* **TASK DATA**
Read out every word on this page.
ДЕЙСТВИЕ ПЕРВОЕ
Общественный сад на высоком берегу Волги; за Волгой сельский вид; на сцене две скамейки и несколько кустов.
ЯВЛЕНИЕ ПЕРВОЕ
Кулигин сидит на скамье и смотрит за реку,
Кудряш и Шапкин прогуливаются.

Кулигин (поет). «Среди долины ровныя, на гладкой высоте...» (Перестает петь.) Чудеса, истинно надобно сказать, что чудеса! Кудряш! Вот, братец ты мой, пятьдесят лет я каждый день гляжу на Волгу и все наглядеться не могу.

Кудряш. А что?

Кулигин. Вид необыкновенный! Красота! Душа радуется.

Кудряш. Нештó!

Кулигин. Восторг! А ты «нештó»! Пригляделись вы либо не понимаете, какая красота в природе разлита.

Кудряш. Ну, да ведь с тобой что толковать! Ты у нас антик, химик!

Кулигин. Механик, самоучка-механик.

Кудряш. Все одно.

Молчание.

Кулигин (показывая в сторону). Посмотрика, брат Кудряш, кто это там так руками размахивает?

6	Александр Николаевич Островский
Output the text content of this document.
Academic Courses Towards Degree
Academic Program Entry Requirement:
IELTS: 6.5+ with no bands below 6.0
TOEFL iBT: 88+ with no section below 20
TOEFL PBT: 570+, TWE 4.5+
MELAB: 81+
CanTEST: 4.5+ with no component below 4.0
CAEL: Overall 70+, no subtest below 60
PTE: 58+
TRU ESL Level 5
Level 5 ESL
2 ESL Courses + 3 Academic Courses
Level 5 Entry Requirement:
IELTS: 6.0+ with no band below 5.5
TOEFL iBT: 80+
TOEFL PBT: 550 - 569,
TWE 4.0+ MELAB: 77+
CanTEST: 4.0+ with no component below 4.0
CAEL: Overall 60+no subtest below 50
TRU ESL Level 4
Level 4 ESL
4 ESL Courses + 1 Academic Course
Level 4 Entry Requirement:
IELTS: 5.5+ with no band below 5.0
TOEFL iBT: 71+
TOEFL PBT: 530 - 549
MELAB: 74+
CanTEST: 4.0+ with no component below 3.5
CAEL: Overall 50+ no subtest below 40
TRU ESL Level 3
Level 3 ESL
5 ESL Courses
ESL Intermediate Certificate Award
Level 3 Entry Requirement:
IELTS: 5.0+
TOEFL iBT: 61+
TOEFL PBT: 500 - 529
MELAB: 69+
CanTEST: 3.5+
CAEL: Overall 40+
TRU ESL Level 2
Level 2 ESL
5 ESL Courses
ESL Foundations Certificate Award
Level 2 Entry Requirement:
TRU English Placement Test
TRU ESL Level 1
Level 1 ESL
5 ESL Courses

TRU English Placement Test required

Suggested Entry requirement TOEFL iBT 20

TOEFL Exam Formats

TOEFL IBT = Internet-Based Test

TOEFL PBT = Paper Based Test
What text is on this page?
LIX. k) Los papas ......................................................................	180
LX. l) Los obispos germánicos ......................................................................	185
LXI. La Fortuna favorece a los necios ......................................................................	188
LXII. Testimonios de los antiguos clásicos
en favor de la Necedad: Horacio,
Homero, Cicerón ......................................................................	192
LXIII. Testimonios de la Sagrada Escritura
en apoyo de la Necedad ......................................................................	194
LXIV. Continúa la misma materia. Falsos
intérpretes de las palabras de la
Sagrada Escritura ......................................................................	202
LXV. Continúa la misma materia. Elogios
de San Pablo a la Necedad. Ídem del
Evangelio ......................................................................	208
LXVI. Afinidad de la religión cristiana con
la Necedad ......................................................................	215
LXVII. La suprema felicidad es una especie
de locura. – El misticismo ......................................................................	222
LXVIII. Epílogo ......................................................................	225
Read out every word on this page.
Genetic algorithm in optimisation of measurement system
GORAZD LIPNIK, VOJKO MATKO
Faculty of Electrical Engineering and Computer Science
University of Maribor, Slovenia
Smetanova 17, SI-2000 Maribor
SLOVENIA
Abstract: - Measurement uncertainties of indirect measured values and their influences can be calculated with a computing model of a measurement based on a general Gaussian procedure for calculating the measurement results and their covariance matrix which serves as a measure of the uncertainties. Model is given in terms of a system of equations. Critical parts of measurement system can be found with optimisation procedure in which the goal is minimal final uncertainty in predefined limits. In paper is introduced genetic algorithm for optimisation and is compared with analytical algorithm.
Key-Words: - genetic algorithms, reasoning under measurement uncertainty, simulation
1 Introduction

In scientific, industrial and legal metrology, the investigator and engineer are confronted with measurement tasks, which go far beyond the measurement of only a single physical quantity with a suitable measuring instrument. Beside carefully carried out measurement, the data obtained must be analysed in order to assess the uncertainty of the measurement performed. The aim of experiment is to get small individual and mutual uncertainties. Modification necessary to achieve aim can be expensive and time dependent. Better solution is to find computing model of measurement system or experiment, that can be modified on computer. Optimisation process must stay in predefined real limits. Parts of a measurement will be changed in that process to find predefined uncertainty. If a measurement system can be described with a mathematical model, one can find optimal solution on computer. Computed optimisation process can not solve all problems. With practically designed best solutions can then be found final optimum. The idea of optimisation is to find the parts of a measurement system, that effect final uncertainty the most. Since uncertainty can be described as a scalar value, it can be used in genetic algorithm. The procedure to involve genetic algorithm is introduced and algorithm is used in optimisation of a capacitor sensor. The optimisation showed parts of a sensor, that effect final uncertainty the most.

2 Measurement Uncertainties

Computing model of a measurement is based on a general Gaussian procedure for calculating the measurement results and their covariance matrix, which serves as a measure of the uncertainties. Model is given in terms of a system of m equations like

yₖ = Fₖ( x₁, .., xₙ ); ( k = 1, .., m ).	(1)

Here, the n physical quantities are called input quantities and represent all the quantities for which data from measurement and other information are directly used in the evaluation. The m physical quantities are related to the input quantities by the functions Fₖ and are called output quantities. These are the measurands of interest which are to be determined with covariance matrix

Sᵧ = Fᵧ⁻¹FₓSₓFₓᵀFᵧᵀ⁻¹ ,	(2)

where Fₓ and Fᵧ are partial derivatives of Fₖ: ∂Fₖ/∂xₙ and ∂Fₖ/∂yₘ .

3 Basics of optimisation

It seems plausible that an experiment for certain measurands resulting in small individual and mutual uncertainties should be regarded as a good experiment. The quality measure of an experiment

* **WHAT YOU HAVE TO DO**
Give back the data above exactly as it appears.

* **WRITTEN RESPONSE**
Read out every word on this page.
ДЕЙСТВИЕ ПЕРВОЕ
Общественный сад на высоком берегу Волги; за Волгой сельский вид; на сцене две скамейки и несколько кустов.
ЯВЛЕНИЕ ПЕРВОЕ
Кулигин сидит на скамье и смотрит за реку,
Кудряш и Шапкин прогуливаются.

Кулигин (поет). «Среди долины ровныя, на гладкой высоте...» (Перестает петь.) Чудеса, истинно надобно сказать, что чудеса! Кудряш! Вот, братец ты мой, пятьдесят лет я каждый день гляжу на Волгу и все наглядеться не могу.

Кудряш. А что?

Кулигин. Вид необыкновенный! Красота! Душа радуется.

Кудряш. Нештó!

Кулигин. Восторг! А ты «нештó»! Пригляделись вы либо не понимаете, какая красота в природе разлита.

Кудряш. Ну, да ведь с тобой что толковать! Ты у нас антик, химик!

Кулигин. Механик, самоучка-механик.

Кудряш. Все одно.

Молчание.

Кулигин (показывая в сторону). Посмотрика, брат Кудряш, кто это там так руками размахивает?

6	Александр Николаевич Островский
Output the text content of this document.
Academic Courses Towards Degree
Academic Program Entry Requirement:
IELTS: 6.5+ with no bands below 6.0
TOEFL iBT: 88+ with no section below 20
TOEFL PBT: 570+, TWE 4.5+
MELAB: 81+
CanTEST: 4.5+ with no component below 4.0
CAEL: Overall 70+, no subtest below 60
PTE: 58+
TRU ESL Level 5
Level 5 ESL
2 ESL Courses + 3 Academic Courses
Level 5 Entry Requirement:
IELTS: 6.0+ with no band below 5.5
TOEFL iBT: 80+
TOEFL PBT: 550 - 569,
TWE 4.0+ MELAB: 77+
CanTEST: 4.0+ with no component below 4.0
CAEL: Overall 60+no subtest below 50
TRU ESL Level 4
Level 4 ESL
4 ESL Courses + 1 Academic Course
Level 4 Entry Requirement:
IELTS: 5.5+ with no band below 5.0
TOEFL iBT: 71+
TOEFL PBT: 530 - 549
MELAB: 74+
CanTEST: 4.0+ with no component below 3.5
CAEL: Overall 50+ no subtest below 40
TRU ESL Level 3
Level 3 ESL
5 ESL Courses
ESL Intermediate Certificate Award
Level 3 Entry Requirement:
IELTS: 5.0+
TOEFL iBT: 61+
TOEFL PBT: 500 - 529
MELAB: 69+
CanTEST: 3.5+
CAEL: Overall 40+
TRU ESL Level 2
Level 2 ESL
5 ESL Courses
ESL Foundations Certificate Award
Level 2 Entry Requirement:
TRU English Placement Test
TRU ESL Level 1
Level 1 ESL
5 ESL Courses

TRU English Placement Test required

Suggested Entry requirement TOEFL iBT 20

TOEFL Exam Formats

TOEFL IBT = Internet-Based Test

TOEFL PBT = Paper Based Test
What text is on this page?
LIX. k) Los papas ......................................................................	180
LX. l) Los obispos germánicos ......................................................................	185
LXI. La Fortuna favorece a los necios ......................................................................	188
LXII. Testimonios de los antiguos clásicos
en favor de la Necedad: Horacio,
Homero, Cicerón ......................................................................	192
LXIII. Testimonios de la Sagrada Escritura
en apoyo de la Necedad ......................................................................	194
LXIV. Continúa la misma materia. Falsos
intérpretes de las palabras de la
Sagrada Escritura ......................................................................	202
LXV. Continúa la misma materia. Elogios
de San Pablo a la Necedad. Ídem del
Evangelio ......................................................................	208
LXVI. Afinidad de la religión cristiana con
la Necedad ......................................................................	215
LXVII. La suprema felicidad es una especie
de locura. – El misticismo ......................................................................	222
LXVIII. Epílogo ......................................................................	225
Read out every word on this page.
Genetic algorithm in optimisation of measurement system
GORAZD LIPNIK, VOJKO MATKO
Faculty of Electrical Engineering and Computer Science
University of Maribor, Slovenia
Smetanova 17, SI-2000 Maribor
SLOVENIA
Abstract: - Measurement uncertainties of indirect measured values and their influences can be calculated with a computing model of a measurement based on a general Gaussian procedure for calculating the measurement results and their covariance matrix which serves as a measure of the uncertainties. Model is given in terms of a system of equations. Critical parts of measurement system can be found with optimisation procedure in which the goal is minimal final uncertainty in predefined limits. In paper is introduced genetic algorithm for optimisation and is compared with analytical algorithm.
Key-Words: - genetic algorithms, reasoning under measurement uncertainty, simulation
1 Introduction

In scientific, industrial and legal metrology, the investigator and engineer are confronted with measurement tasks, which go far beyond the measurement of only a single physical quantity with a suitable measuring instrument. Beside carefully carried out measurement, the data obtained must be analysed in order to assess the uncertainty of the measurement performed. The aim of experiment is to get small individual and mutual uncertainties. Modification necessary to achieve aim can be expensive and time dependent. Better solution is to find computing model of measurement system or experiment, that can be modified on computer. Optimisation process must stay in predefined real limits. Parts of a measurement will be changed in that process to find predefined uncertainty. If a measurement system can be described with a mathematical model, one can find optimal solution on computer. Computed optimisation process can not solve all problems. With practically designed best solutions can then be found final optimum. The idea of optimisation is to find the parts of a measurement system, that effect final uncertainty the most. Since uncertainty can be described as a scalar value, it can be used in genetic algorithm. The procedure to involve genetic algorithm is introduced and algorithm is used in optimisation of a capacitor sensor. The optimisation showed parts of a sensor, that effect final uncertainty the most.

2 Measurement Uncertainties

Computing model of a measurement is based on a general Gaussian procedure for calculating the measurement results and their covariance matrix, which serves as a measure of the uncertainties. Model is given in terms of a system of m equations like

yₖ = Fₖ( x₁, .., xₙ ); ( k = 1, .., m ).	(1)

Here, the n physical quantities are called input quantities and represent all the quantities for which data from measurement and other information are directly used in the evaluation. The m physical quantities are related to the input quantities by the functions Fₖ and are called output quantities. These are the measurands of interest which are to be determined with covariance matrix

Sᵧ = Fᵧ⁻¹FₓSₓFₓᵀFᵧᵀ⁻¹ ,	(2)

where Fₓ and Fᵧ are partial derivatives of Fₖ: ∂Fₖ/∂xₙ and ∂Fₖ/∂yₘ .

3 Basics of optimisation

It seems plausible that an experiment for certain measurands resulting in small individual and mutual uncertainties should be regarded as a good experiment. The quality measure of an experiment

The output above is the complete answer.